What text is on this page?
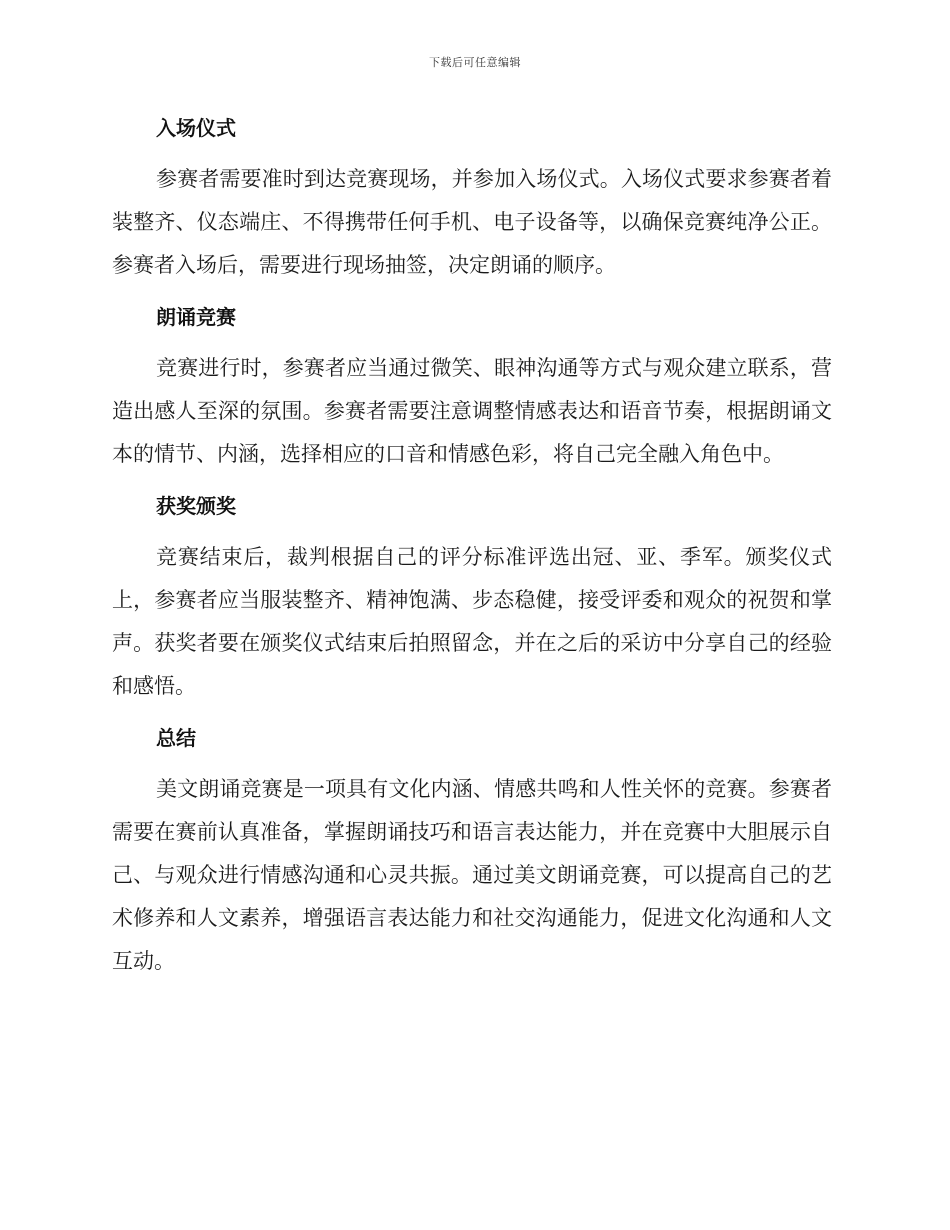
下载后可任意编辑
入场仪式

参赛者需要准时到达竞赛现场，并参加入场仪式。入场仪式要求参赛者着装整齐、仪态端庄、不得携带任何手机、电子设备等，以确保竞赛纯净公正。参赛者入场后，需要进行现场抽签，决定朗诵的顺序。

朗诵竞赛

竞赛进行时，参赛者应当通过微笑、眼神沟通等方式与观众建立联系，营造出感人至深的氛围。参赛者需要注意调整情感表达和语音节奏，根据朗诵文本的情节、内涵，选择相应的口音和情感色彩，将自己完全融入角色中。

获奖颁奖

竞赛结束后，裁判根据自己的评分标准评选出冠、亚、季军。颁奖仪式上，参赛者应当服装整齐、精神饱满、步态稳健，接受评委和观众的祝贺和掌声。获奖者要在颁奖仪式结束后拍照留念，并在之后的采访中分享自己的经验和感悟。

总结

美文朗诵竞赛是一项具有文化内涵、情感共鸣和人性关怀的竞赛。参赛者需要在赛前认真准备，掌握朗诵技巧和语言表达能力，并在竞赛中大胆展示自己、与观众进行情感沟通和心灵共振。通过美文朗诵竞赛，可以提高自己的艺术修养和人文素养，增强语言表达能力和社交沟通能力，促进文化沟通和人文互动。
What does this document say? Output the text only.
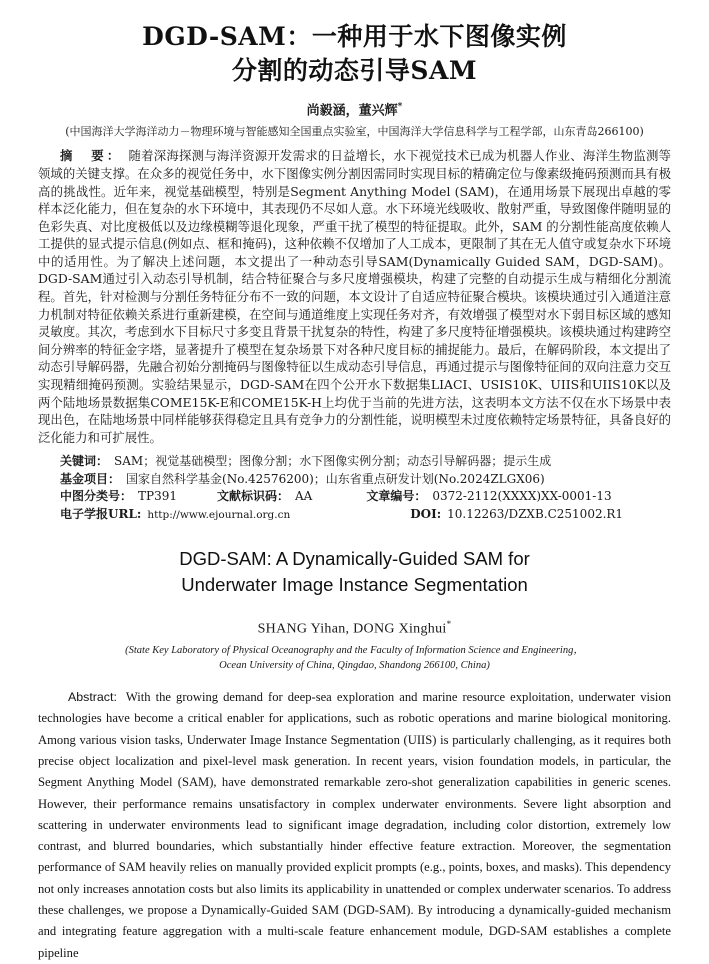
DGD-SAM：一种用于水下图像实例
分割的动态引导SAM
尚毅涵，董兴辉*
(中国海洋大学海洋动力－物理环境与智能感知全国重点实验室，中国海洋大学信息科学与工程学部，山东青岛266100)
摘　要： 随着深海探测与海洋资源开发需求的日益增长，水下视觉技术已成为机器人作业、海洋生物监测等领域的关键支撑。在众多的视觉任务中，水下图像实例分割因需同时实现目标的精确定位与像素级掩码预测而具有极高的挑战性。近年来，视觉基础模型，特别是Segment Anything Model (SAM)，在通用场景下展现出卓越的零样本泛化能力，但在复杂的水下环境中，其表现仍不尽如人意。水下环境光线吸收、散射严重，导致图像伴随明显的色彩失真、对比度极低以及边缘模糊等退化现象，严重干扰了模型的特征提取。此外，SAM 的分割性能高度依赖人工提供的显式提示信息(例如点、框和掩码)，这种依赖不仅增加了人工成本，更限制了其在无人值守或复杂水下环境中的适用性。为了解决上述问题，本文提出了一种动态引导SAM(Dynamically Guided SAM，DGD-SAM)。DGD-SAM通过引入动态引导机制，结合特征聚合与多尺度增强模块，构建了完整的自动提示生成与精细化分割流程。首先，针对检测与分割任务特征分布不一致的问题，本文设计了自适应特征聚合模块。该模块通过引入通道注意力机制对特征依赖关系进行重新建模，在空间与通道维度上实现任务对齐，有效增强了模型对水下弱目标区域的感知灵敏度。其次，考虑到水下目标尺寸多变且背景干扰复杂的特性，构建了多尺度特征增强模块。该模块通过构建跨空间分辨率的特征金字塔，显著提升了模型在复杂场景下对各种尺度目标的捕捉能力。最后，在解码阶段，本文提出了动态引导解码器，先融合初始分割掩码与图像特征以生成动态引导信息，再通过提示与图像特征间的双向注意力交互实现精细掩码预测。实验结果显示，DGD-SAM在四个公开水下数据集LIACI、USIS10K、UIIS和UIIS10K以及两个陆地场景数据集COME15K-E和COME15K-H上均优于当前的先进方法，这表明本文方法不仅在水下场景中表现出色，在陆地场景中同样能够获得稳定且具有竞争力的分割性能，说明模型未过度依赖特定场景特征，具备良好的泛化能力和可扩展性。
关键词： SAM；视觉基础模型；图像分割；水下图像实例分割；动态引导解码器；提示生成
基金项目： 国家自然科学基金(No.42576200)；山东省重点研发计划(No.2024ZLGX06)
中图分类号： TP391	文献标识码： AA	文章编号： 0372-2112(XXXX)XX-0001-13
电子学报URL: http://www.ejournal.org.cn	DOI: 10.12263/DZXB.C251002.R1
DGD-SAM: A Dynamically-Guided SAM for
Underwater Image Instance Segmentation
SHANG Yihan, DONG Xinghui*
(State Key Laboratory of Physical Oceanography and the Faculty of Information Science and Engineering，
Ocean University of China, Qingdao, Shandong 266100, China)
Abstract: With the growing demand for deep-sea exploration and marine resource exploitation, underwater vision technologies have become a critical enabler for applications, such as robotic operations and marine biological monitoring. Among various vision tasks, Underwater Image Instance Segmentation (UIIS) is particularly challenging, as it requires both precise object localization and pixel-level mask generation. In recent years, vision foundation models, in particular, the Segment Anything Model (SAM), have demonstrated remarkable zero-shot generalization capabilities in generic scenes. However, their performance remains unsatisfactory in complex underwater environments. Severe light absorption and scattering in underwater environments lead to significant image degradation, including color distortion, extremely low contrast, and blurred boundaries, which substantially hinder effective feature extraction. Moreover, the segmentation performance of SAM heavily relies on manually provided explicit prompts (e.g., points, boxes, and masks). This dependency not only increases annotation costs but also limits its applicability in unattended or complex underwater scenarios. To address these challenges, we propose a Dynamically-Guided SAM (DGD-SAM). By introducing a dynamically-guided mechanism and integrating feature aggregation with a multi-scale feature enhancement module, DGD-SAM establishes a complete pipeline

### Exercise brief
Reproduce every entry exactly, but omit each picture.

### Answer for this exercise
What text is on this page?
下载后可任意编辑
入场仪式

参赛者需要准时到达竞赛现场，并参加入场仪式。入场仪式要求参赛者着装整齐、仪态端庄、不得携带任何手机、电子设备等，以确保竞赛纯净公正。参赛者入场后，需要进行现场抽签，决定朗诵的顺序。

朗诵竞赛

竞赛进行时，参赛者应当通过微笑、眼神沟通等方式与观众建立联系，营造出感人至深的氛围。参赛者需要注意调整情感表达和语音节奏，根据朗诵文本的情节、内涵，选择相应的口音和情感色彩，将自己完全融入角色中。

获奖颁奖

竞赛结束后，裁判根据自己的评分标准评选出冠、亚、季军。颁奖仪式上，参赛者应当服装整齐、精神饱满、步态稳健，接受评委和观众的祝贺和掌声。获奖者要在颁奖仪式结束后拍照留念，并在之后的采访中分享自己的经验和感悟。

总结

美文朗诵竞赛是一项具有文化内涵、情感共鸣和人性关怀的竞赛。参赛者需要在赛前认真准备，掌握朗诵技巧和语言表达能力，并在竞赛中大胆展示自己、与观众进行情感沟通和心灵共振。通过美文朗诵竞赛，可以提高自己的艺术修养和人文素养，增强语言表达能力和社交沟通能力，促进文化沟通和人文互动。
What does this document say? Output the text only.
DGD-SAM：一种用于水下图像实例
分割的动态引导SAM
尚毅涵，董兴辉*
(中国海洋大学海洋动力－物理环境与智能感知全国重点实验室，中国海洋大学信息科学与工程学部，山东青岛266100)
摘　要： 随着深海探测与海洋资源开发需求的日益增长，水下视觉技术已成为机器人作业、海洋生物监测等领域的关键支撑。在众多的视觉任务中，水下图像实例分割因需同时实现目标的精确定位与像素级掩码预测而具有极高的挑战性。近年来，视觉基础模型，特别是Segment Anything Model (SAM)，在通用场景下展现出卓越的零样本泛化能力，但在复杂的水下环境中，其表现仍不尽如人意。水下环境光线吸收、散射严重，导致图像伴随明显的色彩失真、对比度极低以及边缘模糊等退化现象，严重干扰了模型的特征提取。此外，SAM 的分割性能高度依赖人工提供的显式提示信息(例如点、框和掩码)，这种依赖不仅增加了人工成本，更限制了其在无人值守或复杂水下环境中的适用性。为了解决上述问题，本文提出了一种动态引导SAM(Dynamically Guided SAM，DGD-SAM)。DGD-SAM通过引入动态引导机制，结合特征聚合与多尺度增强模块，构建了完整的自动提示生成与精细化分割流程。首先，针对检测与分割任务特征分布不一致的问题，本文设计了自适应特征聚合模块。该模块通过引入通道注意力机制对特征依赖关系进行重新建模，在空间与通道维度上实现任务对齐，有效增强了模型对水下弱目标区域的感知灵敏度。其次，考虑到水下目标尺寸多变且背景干扰复杂的特性，构建了多尺度特征增强模块。该模块通过构建跨空间分辨率的特征金字塔，显著提升了模型在复杂场景下对各种尺度目标的捕捉能力。最后，在解码阶段，本文提出了动态引导解码器，先融合初始分割掩码与图像特征以生成动态引导信息，再通过提示与图像特征间的双向注意力交互实现精细掩码预测。实验结果显示，DGD-SAM在四个公开水下数据集LIACI、USIS10K、UIIS和UIIS10K以及两个陆地场景数据集COME15K-E和COME15K-H上均优于当前的先进方法，这表明本文方法不仅在水下场景中表现出色，在陆地场景中同样能够获得稳定且具有竞争力的分割性能，说明模型未过度依赖特定场景特征，具备良好的泛化能力和可扩展性。
关键词： SAM；视觉基础模型；图像分割；水下图像实例分割；动态引导解码器；提示生成
基金项目： 国家自然科学基金(No.42576200)；山东省重点研发计划(No.2024ZLGX06)
中图分类号： TP391	文献标识码： AA	文章编号： 0372-2112(XXXX)XX-0001-13
电子学报URL: http://www.ejournal.org.cn	DOI: 10.12263/DZXB.C251002.R1
DGD-SAM: A Dynamically-Guided SAM for
Underwater Image Instance Segmentation
SHANG Yihan, DONG Xinghui*
(State Key Laboratory of Physical Oceanography and the Faculty of Information Science and Engineering，
Ocean University of China, Qingdao, Shandong 266100, China)
Abstract: With the growing demand for deep-sea exploration and marine resource exploitation, underwater vision technologies have become a critical enabler for applications, such as robotic operations and marine biological monitoring. Among various vision tasks, Underwater Image Instance Segmentation (UIIS) is particularly challenging, as it requires both precise object localization and pixel-level mask generation. In recent years, vision foundation models, in particular, the Segment Anything Model (SAM), have demonstrated remarkable zero-shot generalization capabilities in generic scenes. However, their performance remains unsatisfactory in complex underwater environments. Severe light absorption and scattering in underwater environments lead to significant image degradation, including color distortion, extremely low contrast, and blurred boundaries, which substantially hinder effective feature extraction. Moreover, the segmentation performance of SAM heavily relies on manually provided explicit prompts (e.g., points, boxes, and masks). This dependency not only increases annotation costs but also limits its applicability in unattended or complex underwater scenarios. To address these challenges, we propose a Dynamically-Guided SAM (DGD-SAM). By introducing a dynamically-guided mechanism and integrating feature aggregation with a multi-scale feature enhancement module, DGD-SAM establishes a complete pipeline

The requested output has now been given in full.